= Written request =
Update the rows from the line with "732, 540, 798]" up to and including the line with "490, 141, 517]" by changing every "interactable" to "clickable". Leave everything else in those rows the same.

= Data for processing =
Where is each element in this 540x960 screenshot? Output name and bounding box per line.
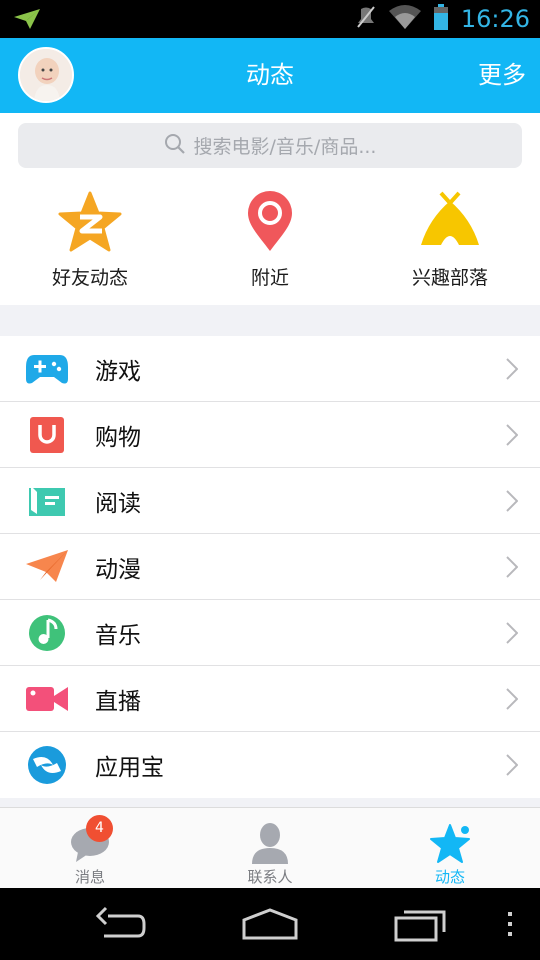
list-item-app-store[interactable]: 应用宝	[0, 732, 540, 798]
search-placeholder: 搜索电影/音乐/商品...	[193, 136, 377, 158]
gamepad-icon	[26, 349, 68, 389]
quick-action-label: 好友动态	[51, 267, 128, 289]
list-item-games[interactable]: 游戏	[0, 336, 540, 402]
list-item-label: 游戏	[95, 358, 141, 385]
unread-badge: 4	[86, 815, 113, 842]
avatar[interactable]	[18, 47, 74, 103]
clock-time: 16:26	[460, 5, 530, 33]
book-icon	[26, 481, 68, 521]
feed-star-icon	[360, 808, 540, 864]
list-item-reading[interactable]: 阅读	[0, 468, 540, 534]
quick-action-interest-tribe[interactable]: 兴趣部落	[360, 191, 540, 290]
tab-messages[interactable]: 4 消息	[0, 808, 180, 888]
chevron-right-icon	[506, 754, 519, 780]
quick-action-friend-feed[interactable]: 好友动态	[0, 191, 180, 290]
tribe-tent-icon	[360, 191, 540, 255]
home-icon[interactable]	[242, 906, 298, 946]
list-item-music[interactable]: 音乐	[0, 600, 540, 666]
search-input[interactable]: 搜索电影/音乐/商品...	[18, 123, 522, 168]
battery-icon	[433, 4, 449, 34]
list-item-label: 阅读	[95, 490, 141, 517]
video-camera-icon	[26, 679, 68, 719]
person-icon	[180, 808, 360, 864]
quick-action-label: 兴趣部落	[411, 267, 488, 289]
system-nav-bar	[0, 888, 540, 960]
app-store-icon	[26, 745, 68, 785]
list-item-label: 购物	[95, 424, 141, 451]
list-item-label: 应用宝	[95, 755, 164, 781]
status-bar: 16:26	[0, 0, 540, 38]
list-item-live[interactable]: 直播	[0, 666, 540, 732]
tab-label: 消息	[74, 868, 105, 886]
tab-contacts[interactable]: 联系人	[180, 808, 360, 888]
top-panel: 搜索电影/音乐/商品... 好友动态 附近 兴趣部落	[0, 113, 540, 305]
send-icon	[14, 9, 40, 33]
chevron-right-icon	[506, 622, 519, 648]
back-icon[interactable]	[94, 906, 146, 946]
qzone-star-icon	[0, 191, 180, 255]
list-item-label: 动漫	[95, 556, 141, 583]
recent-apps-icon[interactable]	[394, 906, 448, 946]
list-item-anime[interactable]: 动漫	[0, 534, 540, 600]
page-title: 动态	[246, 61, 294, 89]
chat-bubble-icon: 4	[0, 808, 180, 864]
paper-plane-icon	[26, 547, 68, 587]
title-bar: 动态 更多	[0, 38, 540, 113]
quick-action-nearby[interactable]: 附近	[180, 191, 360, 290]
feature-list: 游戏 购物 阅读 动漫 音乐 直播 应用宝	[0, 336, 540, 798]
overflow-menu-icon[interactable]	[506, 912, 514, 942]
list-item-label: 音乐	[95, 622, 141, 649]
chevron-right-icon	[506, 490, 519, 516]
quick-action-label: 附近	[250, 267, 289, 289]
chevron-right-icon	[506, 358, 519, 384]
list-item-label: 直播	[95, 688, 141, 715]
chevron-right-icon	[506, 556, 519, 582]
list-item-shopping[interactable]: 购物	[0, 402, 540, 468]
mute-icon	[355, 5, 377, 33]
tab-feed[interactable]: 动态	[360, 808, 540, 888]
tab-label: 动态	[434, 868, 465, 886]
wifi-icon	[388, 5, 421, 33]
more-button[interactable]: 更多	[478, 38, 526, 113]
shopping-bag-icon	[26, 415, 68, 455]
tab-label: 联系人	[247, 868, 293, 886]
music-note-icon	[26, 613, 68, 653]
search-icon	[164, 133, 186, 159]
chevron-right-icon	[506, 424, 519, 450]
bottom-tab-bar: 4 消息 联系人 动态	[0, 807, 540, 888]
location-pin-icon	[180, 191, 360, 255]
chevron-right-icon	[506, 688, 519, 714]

= Solution to this problem =
list-item-app-store[clickable]: 应用宝	[0, 732, 540, 798]
search-placeholder: 搜索电影/音乐/商品...	[193, 136, 377, 158]
gamepad-icon	[26, 349, 68, 389]
quick-action-label: 好友动态	[51, 267, 128, 289]
list-item-games[clickable]: 游戏	[0, 336, 540, 402]
list-item-label: 游戏	[95, 358, 141, 385]
unread-badge: 4	[86, 815, 113, 842]
avatar[clickable]	[18, 47, 74, 103]
clock-time: 16:26	[460, 5, 530, 33]
book-icon	[26, 481, 68, 521]
feed-star-icon	[360, 808, 540, 864]
list-item-reading[clickable]: 阅读	[0, 468, 540, 534]
quick-action-interest-tribe[clickable]: 兴趣部落	[360, 191, 540, 290]
tab-messages[clickable]: 4 消息	[0, 808, 180, 888]
chevron-right-icon	[506, 754, 519, 780]
quick-action-friend-feed[clickable]: 好友动态	[0, 191, 180, 290]
tribe-tent-icon	[360, 191, 540, 255]
home-icon[clickable]	[242, 906, 298, 946]
list-item-music[clickable]: 音乐	[0, 600, 540, 666]
search-input[clickable]: 搜索电影/音乐/商品...	[18, 123, 522, 168]
battery-icon	[433, 4, 449, 34]
list-item-label: 阅读	[95, 490, 141, 517]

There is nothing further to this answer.